▶ **Data lines**:
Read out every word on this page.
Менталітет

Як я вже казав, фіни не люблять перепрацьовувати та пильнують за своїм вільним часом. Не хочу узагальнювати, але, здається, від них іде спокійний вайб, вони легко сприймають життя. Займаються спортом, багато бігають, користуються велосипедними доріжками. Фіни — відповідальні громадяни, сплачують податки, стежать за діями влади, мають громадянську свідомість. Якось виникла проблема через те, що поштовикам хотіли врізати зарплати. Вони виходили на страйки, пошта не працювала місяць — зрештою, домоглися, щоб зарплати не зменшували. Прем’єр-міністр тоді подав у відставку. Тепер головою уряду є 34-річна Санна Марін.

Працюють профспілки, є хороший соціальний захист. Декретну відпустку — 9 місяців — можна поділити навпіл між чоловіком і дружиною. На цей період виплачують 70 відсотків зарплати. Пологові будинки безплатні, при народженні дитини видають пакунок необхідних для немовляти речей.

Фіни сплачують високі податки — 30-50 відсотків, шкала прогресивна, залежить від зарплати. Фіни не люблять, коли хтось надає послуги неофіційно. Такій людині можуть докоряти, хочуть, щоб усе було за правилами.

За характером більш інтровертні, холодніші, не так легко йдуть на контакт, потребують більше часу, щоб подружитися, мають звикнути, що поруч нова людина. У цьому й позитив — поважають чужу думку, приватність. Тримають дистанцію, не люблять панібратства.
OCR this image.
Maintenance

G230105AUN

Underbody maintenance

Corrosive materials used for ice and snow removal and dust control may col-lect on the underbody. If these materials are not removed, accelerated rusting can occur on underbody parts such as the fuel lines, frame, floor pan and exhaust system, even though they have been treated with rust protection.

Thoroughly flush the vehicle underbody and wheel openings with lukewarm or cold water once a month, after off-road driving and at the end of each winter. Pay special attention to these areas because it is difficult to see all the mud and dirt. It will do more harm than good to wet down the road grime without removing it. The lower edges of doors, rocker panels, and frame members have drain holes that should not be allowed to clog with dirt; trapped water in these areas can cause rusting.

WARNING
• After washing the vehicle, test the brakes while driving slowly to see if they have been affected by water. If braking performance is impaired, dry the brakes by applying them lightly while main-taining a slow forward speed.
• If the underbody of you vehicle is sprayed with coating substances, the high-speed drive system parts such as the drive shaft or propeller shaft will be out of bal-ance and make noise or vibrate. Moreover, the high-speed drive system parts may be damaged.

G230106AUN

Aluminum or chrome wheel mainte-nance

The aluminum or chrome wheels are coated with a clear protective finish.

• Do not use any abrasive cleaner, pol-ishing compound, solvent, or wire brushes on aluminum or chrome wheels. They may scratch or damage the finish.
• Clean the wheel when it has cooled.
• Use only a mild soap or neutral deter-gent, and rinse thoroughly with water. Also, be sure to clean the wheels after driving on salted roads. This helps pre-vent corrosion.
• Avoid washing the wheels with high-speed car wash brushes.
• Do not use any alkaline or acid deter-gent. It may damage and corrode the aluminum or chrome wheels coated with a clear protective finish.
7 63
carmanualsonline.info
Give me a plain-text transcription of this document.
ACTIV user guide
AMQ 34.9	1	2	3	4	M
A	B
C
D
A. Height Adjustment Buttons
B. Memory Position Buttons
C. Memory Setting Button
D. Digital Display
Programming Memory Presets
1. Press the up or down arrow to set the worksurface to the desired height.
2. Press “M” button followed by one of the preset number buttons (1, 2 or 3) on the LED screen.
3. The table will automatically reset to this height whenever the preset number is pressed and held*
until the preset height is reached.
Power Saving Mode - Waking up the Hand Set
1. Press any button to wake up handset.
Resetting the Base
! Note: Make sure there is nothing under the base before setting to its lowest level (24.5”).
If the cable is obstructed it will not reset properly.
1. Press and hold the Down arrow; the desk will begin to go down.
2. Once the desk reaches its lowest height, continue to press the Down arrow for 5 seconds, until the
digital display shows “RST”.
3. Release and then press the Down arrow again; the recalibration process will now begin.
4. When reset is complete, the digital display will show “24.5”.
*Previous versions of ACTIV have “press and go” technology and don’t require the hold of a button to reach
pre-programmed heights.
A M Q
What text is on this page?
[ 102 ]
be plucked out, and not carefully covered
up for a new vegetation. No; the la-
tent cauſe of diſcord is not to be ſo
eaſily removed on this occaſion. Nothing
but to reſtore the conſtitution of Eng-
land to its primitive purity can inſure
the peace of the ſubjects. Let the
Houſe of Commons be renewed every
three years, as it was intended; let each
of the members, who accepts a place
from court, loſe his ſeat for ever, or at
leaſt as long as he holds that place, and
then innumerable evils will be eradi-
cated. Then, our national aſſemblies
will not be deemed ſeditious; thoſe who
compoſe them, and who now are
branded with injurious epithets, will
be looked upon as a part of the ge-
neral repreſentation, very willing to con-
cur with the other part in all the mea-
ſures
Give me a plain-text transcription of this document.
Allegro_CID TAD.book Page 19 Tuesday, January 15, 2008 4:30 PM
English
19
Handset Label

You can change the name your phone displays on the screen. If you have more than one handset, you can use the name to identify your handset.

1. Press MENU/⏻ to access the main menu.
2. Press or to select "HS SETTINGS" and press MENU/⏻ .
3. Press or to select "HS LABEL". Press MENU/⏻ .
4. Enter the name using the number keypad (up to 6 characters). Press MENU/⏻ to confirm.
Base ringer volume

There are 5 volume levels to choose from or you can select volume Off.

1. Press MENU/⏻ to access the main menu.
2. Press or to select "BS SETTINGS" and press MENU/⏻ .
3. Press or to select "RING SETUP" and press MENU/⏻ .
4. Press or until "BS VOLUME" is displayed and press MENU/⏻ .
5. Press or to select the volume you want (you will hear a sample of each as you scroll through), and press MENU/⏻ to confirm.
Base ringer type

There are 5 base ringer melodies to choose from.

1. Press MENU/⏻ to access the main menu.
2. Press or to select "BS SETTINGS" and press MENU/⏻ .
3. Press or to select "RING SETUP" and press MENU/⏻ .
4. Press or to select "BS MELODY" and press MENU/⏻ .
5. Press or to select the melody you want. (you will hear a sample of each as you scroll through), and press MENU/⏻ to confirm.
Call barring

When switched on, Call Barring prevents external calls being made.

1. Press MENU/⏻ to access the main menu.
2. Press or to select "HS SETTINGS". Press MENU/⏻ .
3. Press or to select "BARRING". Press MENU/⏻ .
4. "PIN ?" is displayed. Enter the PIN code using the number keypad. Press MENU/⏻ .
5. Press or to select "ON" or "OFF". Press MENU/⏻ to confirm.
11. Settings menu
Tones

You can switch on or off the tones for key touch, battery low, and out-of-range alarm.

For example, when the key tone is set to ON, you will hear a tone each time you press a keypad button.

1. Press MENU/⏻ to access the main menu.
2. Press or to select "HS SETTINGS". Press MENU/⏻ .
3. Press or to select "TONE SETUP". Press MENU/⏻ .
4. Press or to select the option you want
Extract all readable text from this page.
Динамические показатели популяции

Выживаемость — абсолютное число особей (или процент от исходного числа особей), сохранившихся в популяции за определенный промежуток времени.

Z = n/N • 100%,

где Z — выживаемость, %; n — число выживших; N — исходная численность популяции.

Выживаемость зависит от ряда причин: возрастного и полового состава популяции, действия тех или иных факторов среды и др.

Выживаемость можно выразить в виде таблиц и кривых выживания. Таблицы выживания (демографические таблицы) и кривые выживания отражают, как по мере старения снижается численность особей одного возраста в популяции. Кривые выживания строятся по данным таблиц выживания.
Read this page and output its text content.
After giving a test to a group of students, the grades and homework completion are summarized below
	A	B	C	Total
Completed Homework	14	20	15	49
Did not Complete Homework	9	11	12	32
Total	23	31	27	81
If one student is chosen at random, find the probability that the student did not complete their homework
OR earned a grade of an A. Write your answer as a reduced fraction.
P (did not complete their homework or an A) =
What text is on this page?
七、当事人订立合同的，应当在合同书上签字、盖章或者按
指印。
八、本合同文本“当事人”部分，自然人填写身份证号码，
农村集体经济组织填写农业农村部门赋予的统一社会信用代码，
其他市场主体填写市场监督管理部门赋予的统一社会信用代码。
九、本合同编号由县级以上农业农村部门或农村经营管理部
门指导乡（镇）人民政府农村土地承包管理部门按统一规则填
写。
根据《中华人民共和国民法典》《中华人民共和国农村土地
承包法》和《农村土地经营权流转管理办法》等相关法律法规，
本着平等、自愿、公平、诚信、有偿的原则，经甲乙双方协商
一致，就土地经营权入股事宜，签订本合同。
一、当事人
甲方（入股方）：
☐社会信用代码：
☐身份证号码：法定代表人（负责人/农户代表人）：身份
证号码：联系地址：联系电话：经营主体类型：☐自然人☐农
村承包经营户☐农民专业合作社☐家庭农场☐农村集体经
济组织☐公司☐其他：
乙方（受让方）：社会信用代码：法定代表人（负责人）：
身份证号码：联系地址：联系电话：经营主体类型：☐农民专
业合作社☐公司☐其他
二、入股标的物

▶ **Description of the task**:
Extract every line containing the string "法定代表人" from the material.

▶ **Answer to this task**:
☐身份证号码：法定代表人（负责人/农户代表人）：身份
乙方（受让方）：社会信用代码：法定代表人（负责人）：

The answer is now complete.